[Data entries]

▬▬▬▬▬▬

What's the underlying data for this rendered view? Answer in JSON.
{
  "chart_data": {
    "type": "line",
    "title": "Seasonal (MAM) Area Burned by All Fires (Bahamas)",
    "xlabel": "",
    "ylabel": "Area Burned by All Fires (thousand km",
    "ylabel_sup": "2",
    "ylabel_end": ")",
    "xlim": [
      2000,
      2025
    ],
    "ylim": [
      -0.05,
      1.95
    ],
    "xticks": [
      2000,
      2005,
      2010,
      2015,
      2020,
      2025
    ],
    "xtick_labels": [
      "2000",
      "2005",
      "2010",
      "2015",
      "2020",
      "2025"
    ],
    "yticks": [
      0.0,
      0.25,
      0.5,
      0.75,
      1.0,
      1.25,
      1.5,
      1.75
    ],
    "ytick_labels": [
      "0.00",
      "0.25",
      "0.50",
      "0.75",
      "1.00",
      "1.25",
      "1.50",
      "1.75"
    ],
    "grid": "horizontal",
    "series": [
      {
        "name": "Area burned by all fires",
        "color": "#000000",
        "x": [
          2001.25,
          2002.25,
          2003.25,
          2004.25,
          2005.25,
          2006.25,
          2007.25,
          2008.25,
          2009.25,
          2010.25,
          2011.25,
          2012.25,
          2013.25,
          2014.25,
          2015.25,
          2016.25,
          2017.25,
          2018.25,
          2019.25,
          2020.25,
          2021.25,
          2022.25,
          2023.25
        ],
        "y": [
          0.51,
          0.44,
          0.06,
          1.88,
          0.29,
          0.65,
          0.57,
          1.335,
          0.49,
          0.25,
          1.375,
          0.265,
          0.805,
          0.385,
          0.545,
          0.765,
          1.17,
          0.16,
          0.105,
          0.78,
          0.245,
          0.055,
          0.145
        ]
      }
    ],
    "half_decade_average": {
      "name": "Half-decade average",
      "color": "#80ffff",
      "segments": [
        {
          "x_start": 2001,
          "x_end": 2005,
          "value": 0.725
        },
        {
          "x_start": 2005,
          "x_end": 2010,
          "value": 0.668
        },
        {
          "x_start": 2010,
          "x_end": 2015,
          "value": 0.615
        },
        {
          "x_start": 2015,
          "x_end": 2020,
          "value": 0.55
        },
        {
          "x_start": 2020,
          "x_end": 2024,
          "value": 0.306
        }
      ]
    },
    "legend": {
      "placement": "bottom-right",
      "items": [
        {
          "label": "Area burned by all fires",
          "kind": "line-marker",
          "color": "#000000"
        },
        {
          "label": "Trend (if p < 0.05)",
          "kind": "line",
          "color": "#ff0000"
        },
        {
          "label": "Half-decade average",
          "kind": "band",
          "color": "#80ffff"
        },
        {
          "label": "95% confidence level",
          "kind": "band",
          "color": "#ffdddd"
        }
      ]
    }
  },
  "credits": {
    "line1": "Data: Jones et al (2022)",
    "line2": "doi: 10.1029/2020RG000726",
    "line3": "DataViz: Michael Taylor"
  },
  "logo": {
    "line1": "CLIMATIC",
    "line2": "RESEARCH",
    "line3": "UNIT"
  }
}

▬▬▬▬▬▬

What is asked - Repeat each of the entries above precisely as given.

Solution -
What's the underlying data for this rendered view? Answer in JSON.
{
  "chart_data": {
    "type": "line",
    "title": "Seasonal (MAM) Area Burned by All Fires (Bahamas)",
    "xlabel": "",
    "ylabel": "Area Burned by All Fires (thousand km",
    "ylabel_sup": "2",
    "ylabel_end": ")",
    "xlim": [
      2000,
      2025
    ],
    "ylim": [
      -0.05,
      1.95
    ],
    "xticks": [
      2000,
      2005,
      2010,
      2015,
      2020,
      2025
    ],
    "xtick_labels": [
      "2000",
      "2005",
      "2010",
      "2015",
      "2020",
      "2025"
    ],
    "yticks": [
      0.0,
      0.25,
      0.5,
      0.75,
      1.0,
      1.25,
      1.5,
      1.75
    ],
    "ytick_labels": [
      "0.00",
      "0.25",
      "0.50",
      "0.75",
      "1.00",
      "1.25",
      "1.50",
      "1.75"
    ],
    "grid": "horizontal",
    "series": [
      {
        "name": "Area burned by all fires",
        "color": "#000000",
        "x": [
          2001.25,
          2002.25,
          2003.25,
          2004.25,
          2005.25,
          2006.25,
          2007.25,
          2008.25,
          2009.25,
          2010.25,
          2011.25,
          2012.25,
          2013.25,
          2014.25,
          2015.25,
          2016.25,
          2017.25,
          2018.25,
          2019.25,
          2020.25,
          2021.25,
          2022.25,
          2023.25
        ],
        "y": [
          0.51,
          0.44,
          0.06,
          1.88,
          0.29,
          0.65,
          0.57,
          1.335,
          0.49,
          0.25,
          1.375,
          0.265,
          0.805,
          0.385,
          0.545,
          0.765,
          1.17,
          0.16,
          0.105,
          0.78,
          0.245,
          0.055,
          0.145
        ]
      }
    ],
    "half_decade_average": {
      "name": "Half-decade average",
      "color": "#80ffff",
      "segments": [
        {
          "x_start": 2001,
          "x_end": 2005,
          "value": 0.725
        },
        {
          "x_start": 2005,
          "x_end": 2010,
          "value": 0.668
        },
        {
          "x_start": 2010,
          "x_end": 2015,
          "value": 0.615
        },
        {
          "x_start": 2015,
          "x_end": 2020,
          "value": 0.55
        },
        {
          "x_start": 2020,
          "x_end": 2024,
          "value": 0.306
        }
      ]
    },
    "legend": {
      "placement": "bottom-right",
      "items": [
        {
          "label": "Area burned by all fires",
          "kind": "line-marker",
          "color": "#000000"
        },
        {
          "label": "Trend (if p < 0.05)",
          "kind": "line",
          "color": "#ff0000"
        },
        {
          "label": "Half-decade average",
          "kind": "band",
          "color": "#80ffff"
        },
        {
          "label": "95% confidence level",
          "kind": "band",
          "color": "#ffdddd"
        }
      ]
    }
  },
  "credits": {
    "line1": "Data: Jones et al (2022)",
    "line2": "doi: 10.1029/2020RG000726",
    "line3": "DataViz: Michael Taylor"
  },
  "logo": {
    "line1": "CLIMATIC",
    "line2": "RESEARCH",
    "line3": "UNIT"
  }
}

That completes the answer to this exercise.